It started two decades ago

Between 2002 and 2003, the IRS flirted with building a free online filing system and then backed away, in part owing to private tax preparers that didn’t want to lose their grip on the process. Instead of launching its own tool, the IRS, under pressure to offer a no‑cost electronic filing service, entered into a public‑private partnership with tax prep companies, most prominently Intuit, maker of TurboTax, and H&R Block. In exchange for a promise that the IRS wouldn’t build a direct competitor, the companies agreed to offer certain low‑ and moderate‑income taxpayers free versions of their software through a “Free File” portal.

For the 2025 tax year, you’re eligible for the service if you made $89,000 or less in 2025—and if you are able to click through a series of seemingly never-ending obstacles that will eventually direct you to that free service. For everyone else, the IRS’s short-lived free Direct File program was the closest taxpayers came to having a free tax filing service—and, as experts say, posed such a threat to private tax preparers that the death of the service was inevitable.

“It’s such a clear‑cut example of a really common problem in our politics,” Brookings senior fellow Vanessa Williamson told Fortune. “What’s good for the many has a hard time succeeding in Congress against the narrow loss of a well‑funded small group.”

The public-private partnership, dubbed the Free File Alliance, created the Free File portal—which, since its inception in 2003, over 65 million Americans have used to successfully submit their tax returns. A 2019 ProPublica investigation revealed tax preparers, like the two tax giants among others, would deter people who otherwise qualified from accessing the free software.

“Again and again, we find the profit incentive driving away from quality services,” Williamson said. “You think you’ve clicked the free option, and then you go through the whole process filling out your taxes, and then at the end there’s actually a bill, because somewhere along the way you clicked the wrong button.” The result, she argues, is a “Rube Goldberg device” that embodies “predatory profit‑making at the expense of the public good.”

# Page segmentation data
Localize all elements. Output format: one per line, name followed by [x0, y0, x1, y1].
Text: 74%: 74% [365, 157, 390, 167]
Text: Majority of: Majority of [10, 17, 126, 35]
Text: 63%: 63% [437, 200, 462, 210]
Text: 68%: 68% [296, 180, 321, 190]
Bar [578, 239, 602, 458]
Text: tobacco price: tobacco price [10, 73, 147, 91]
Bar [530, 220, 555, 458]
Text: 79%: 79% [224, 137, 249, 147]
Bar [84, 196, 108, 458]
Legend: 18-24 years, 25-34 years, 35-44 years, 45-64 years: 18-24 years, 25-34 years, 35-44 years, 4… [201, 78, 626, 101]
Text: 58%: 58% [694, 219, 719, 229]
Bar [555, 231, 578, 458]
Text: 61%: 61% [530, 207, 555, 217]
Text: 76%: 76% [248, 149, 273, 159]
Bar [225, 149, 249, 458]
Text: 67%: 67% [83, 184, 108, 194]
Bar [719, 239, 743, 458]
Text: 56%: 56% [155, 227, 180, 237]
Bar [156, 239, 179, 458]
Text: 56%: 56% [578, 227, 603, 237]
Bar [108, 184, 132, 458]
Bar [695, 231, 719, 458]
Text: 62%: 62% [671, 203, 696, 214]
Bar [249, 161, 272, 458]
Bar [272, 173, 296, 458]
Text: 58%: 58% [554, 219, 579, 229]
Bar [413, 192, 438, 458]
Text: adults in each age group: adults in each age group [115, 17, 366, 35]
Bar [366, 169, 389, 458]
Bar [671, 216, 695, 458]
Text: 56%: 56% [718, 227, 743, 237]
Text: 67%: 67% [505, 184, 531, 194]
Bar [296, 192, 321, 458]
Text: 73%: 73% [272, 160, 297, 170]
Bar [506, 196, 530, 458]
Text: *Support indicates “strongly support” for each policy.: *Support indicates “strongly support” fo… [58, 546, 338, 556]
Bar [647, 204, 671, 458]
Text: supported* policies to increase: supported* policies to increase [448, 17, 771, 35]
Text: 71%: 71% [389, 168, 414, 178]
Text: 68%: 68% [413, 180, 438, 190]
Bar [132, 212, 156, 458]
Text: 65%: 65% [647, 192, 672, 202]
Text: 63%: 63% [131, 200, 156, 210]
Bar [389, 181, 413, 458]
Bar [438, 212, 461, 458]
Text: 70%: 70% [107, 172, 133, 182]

# Requirement A
Retype the stretch of the IRS free-filing article from "For the 2025" through "service was inevitable.".
# Requirement B
List every distinct four-digit year mentioned in the IRS free-filing article.
# Requirement C
According to the IRS free-filing article, what income limit applies to Free File eligibility for the 2025 tax year?
Rely only on the IRS free-filing article for these answers.

# Reply A
For the 2025 tax year, you’re eligible for the service if you made $89,000 or less in 2025—and if you are able to click through a series of seemingly never-ending obstacles that will eventually direct you to that free service. For everyone else, the IRS’s short-lived free Direct File program was the closest taxpayers came to having a free tax filing service—and, as experts say, posed such a threat to private tax preparers that the death of the service was inevitable.

# Reply B
2002, 2003, 2019, 2025

# Reply C
You are eligible if you made $89,000 or less in 2025.